[Entries with figure data]
..........

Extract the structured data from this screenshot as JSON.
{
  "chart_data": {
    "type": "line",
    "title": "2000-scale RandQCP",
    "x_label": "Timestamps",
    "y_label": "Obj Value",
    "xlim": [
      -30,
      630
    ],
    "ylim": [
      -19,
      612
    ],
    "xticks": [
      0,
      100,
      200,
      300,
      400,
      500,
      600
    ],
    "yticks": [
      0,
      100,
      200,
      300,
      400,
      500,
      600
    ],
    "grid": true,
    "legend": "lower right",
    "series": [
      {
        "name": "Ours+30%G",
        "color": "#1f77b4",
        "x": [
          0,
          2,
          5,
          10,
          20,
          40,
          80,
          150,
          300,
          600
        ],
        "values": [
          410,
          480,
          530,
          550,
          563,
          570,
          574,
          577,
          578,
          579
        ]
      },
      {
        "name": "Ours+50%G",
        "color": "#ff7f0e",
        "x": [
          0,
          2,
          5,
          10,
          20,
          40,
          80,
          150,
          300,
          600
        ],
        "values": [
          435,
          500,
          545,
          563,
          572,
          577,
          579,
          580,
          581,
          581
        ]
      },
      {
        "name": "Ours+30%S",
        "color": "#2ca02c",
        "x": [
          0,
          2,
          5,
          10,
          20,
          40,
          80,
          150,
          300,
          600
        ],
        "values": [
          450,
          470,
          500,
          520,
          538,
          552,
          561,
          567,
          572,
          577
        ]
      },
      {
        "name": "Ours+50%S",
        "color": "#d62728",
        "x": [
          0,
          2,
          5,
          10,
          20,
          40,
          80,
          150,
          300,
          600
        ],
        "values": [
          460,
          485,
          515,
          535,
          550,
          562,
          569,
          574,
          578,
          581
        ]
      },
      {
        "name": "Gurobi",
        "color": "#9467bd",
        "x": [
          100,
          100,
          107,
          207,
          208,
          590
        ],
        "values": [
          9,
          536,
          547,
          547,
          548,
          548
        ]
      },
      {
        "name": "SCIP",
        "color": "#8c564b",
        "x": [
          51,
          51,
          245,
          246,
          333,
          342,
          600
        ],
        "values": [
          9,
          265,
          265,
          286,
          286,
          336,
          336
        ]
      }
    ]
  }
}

..........

Problem to solve ::
Gather up, from the records above, each line where the word "Ours" appears.

Exercise response ::
        "name": "Ours+30%G",
        "name": "Ours+50%G",
        "name": "Ours+30%S",
        "name": "Ours+50%S",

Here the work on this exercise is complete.